**EXERCISE OBJECTIVE**
Bring together all lines of the material below that contain the string "Начни".

**** PROVIDED RECORDS

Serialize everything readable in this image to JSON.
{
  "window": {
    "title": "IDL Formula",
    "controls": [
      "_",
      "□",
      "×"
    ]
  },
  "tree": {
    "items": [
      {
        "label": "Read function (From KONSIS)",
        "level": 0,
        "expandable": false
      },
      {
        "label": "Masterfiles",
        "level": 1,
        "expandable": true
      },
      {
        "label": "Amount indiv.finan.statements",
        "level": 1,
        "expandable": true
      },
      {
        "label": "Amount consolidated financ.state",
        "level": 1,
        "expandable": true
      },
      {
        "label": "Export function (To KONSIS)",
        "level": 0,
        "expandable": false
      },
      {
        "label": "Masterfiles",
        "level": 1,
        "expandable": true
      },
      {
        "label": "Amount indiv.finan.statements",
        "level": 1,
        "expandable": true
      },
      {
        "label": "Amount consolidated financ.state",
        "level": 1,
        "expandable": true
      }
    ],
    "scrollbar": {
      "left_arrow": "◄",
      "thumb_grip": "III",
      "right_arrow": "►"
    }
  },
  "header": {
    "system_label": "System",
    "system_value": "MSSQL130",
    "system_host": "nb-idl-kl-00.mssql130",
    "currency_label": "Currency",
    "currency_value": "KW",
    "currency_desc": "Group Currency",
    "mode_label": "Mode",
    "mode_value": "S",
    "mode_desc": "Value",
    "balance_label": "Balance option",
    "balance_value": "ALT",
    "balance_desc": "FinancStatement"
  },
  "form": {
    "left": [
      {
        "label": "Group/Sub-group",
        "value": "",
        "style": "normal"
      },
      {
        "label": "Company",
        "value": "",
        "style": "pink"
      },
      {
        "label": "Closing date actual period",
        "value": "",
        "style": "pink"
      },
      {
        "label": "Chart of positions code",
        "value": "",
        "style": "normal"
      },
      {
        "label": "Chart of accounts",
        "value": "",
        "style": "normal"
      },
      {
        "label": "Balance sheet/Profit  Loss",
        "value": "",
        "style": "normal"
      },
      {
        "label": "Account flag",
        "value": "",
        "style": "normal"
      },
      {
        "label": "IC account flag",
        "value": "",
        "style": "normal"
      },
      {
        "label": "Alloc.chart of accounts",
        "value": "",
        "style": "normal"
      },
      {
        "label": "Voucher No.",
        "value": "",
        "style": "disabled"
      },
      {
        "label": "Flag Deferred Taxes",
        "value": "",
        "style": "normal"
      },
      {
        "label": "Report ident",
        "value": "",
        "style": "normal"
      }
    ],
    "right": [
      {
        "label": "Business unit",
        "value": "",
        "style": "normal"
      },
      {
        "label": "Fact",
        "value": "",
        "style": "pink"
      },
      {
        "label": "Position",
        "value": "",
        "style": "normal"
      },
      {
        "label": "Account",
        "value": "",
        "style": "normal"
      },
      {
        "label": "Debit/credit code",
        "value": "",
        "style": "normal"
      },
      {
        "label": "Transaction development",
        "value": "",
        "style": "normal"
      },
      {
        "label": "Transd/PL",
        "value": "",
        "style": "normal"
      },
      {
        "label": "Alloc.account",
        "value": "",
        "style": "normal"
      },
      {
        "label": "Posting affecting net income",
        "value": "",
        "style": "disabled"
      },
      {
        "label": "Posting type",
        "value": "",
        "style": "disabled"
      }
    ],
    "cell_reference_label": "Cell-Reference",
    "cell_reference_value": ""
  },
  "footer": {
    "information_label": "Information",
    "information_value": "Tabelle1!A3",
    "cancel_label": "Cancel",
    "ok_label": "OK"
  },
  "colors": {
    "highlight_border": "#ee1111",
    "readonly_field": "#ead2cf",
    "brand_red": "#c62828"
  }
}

********
**** PROVIDED RECORDS

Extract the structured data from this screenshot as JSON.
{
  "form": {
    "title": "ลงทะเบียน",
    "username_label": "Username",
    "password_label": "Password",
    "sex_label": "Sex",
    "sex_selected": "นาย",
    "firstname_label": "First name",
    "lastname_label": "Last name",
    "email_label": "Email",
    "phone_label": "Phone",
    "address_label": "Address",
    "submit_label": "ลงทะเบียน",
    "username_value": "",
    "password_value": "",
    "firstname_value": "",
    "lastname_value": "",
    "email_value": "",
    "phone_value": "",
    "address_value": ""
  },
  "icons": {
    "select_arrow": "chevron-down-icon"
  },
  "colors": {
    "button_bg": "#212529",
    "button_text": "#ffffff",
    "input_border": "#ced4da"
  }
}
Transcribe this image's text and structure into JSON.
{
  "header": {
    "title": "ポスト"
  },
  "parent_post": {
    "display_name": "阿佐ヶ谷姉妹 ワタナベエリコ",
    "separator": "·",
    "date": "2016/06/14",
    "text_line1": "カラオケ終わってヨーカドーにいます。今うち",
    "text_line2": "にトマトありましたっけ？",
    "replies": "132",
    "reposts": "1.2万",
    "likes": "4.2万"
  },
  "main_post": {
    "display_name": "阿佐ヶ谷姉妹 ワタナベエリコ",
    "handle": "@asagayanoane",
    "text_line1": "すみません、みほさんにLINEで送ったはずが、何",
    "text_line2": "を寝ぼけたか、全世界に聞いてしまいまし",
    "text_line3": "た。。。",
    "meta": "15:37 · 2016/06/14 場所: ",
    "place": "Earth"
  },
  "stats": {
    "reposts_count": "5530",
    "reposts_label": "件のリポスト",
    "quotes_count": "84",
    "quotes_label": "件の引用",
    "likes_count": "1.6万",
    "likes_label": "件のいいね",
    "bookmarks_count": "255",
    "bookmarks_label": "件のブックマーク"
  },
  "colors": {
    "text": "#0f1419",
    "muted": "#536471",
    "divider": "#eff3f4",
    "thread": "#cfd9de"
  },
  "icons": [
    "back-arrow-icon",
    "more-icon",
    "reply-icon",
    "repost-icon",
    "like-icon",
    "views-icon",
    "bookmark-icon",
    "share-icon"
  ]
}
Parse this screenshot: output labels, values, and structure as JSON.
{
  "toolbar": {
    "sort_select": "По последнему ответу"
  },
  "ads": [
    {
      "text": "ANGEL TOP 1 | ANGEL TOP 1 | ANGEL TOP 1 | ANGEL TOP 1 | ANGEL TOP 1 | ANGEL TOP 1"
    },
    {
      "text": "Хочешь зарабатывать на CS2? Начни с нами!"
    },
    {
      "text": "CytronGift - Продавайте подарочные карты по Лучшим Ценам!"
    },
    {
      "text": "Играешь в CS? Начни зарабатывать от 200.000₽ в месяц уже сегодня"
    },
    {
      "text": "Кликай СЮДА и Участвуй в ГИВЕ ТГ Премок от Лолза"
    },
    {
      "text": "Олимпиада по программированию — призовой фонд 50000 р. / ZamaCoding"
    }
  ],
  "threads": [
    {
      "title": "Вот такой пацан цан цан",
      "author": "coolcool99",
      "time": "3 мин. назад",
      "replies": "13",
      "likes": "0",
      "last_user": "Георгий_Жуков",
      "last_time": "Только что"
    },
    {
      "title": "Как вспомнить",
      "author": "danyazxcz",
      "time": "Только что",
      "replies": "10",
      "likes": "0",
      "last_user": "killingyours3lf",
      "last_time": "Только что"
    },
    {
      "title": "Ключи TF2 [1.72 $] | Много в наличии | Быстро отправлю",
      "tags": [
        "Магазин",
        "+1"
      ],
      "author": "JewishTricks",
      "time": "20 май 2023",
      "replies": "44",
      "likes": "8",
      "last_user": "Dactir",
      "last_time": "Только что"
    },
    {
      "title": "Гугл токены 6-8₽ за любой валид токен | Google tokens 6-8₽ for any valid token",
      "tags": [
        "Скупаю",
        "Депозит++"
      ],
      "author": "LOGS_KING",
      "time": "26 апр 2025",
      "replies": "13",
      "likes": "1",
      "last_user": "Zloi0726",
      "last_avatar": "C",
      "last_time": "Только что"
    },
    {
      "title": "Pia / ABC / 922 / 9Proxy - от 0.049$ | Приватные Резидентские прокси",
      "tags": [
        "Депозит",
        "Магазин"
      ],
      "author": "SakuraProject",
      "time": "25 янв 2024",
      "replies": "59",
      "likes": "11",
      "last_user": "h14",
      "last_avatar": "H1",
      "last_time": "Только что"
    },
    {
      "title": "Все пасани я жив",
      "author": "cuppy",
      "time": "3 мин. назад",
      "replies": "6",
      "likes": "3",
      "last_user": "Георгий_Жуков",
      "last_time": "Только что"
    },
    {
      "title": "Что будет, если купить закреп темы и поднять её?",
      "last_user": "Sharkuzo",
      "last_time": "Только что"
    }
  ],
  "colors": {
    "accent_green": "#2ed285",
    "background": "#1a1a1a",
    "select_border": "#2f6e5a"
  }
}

********
**** PROVIDED RECORDS

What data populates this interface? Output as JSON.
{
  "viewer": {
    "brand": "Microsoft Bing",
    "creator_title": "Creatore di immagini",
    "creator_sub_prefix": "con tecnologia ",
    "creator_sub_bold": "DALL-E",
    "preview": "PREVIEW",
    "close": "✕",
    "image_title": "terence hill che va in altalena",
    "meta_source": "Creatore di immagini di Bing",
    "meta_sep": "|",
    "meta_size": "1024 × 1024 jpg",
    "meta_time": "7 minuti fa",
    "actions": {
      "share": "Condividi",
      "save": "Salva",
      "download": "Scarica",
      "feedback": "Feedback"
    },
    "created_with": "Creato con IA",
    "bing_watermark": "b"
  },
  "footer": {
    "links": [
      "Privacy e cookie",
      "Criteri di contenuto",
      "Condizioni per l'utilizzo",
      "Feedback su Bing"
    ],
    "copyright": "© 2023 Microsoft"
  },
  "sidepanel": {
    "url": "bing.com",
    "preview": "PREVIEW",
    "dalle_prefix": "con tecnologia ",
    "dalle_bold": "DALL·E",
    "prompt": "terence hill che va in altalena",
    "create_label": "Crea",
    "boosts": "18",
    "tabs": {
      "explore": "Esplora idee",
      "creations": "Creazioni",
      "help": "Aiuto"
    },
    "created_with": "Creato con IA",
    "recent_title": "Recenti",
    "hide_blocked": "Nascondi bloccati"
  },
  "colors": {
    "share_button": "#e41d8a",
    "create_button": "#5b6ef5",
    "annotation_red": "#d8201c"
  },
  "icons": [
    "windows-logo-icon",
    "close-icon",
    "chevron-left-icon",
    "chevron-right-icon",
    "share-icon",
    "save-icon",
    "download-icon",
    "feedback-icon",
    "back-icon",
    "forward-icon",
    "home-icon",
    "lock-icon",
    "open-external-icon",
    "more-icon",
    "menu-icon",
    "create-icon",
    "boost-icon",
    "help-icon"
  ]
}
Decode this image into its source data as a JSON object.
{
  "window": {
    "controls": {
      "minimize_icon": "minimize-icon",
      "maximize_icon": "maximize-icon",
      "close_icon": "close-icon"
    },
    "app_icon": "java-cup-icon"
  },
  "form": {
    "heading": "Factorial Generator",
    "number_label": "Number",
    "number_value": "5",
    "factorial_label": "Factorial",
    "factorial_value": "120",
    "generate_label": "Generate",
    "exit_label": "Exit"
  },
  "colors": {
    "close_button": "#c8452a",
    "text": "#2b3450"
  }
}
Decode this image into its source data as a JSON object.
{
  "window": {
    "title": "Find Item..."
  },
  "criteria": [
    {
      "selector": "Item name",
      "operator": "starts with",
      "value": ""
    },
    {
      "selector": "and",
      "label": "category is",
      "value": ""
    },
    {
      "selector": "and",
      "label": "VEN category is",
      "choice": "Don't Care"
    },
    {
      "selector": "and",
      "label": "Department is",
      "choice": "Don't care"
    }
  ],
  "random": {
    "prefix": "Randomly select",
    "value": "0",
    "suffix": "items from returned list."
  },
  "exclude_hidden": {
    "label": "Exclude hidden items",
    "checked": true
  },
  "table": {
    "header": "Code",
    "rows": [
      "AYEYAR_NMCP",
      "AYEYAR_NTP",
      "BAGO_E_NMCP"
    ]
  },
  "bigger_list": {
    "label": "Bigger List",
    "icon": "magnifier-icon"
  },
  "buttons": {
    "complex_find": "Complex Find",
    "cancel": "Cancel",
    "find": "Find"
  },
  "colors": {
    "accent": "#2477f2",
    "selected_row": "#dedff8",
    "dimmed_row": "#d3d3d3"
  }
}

********

**ANSWER TO THE TASK**
      "text": "Хочешь зарабатывать на CS2? Начни с нами!"
      "text": "Играешь в CS? Начни зарабатывать от 200.000₽ в месяц уже сегодня"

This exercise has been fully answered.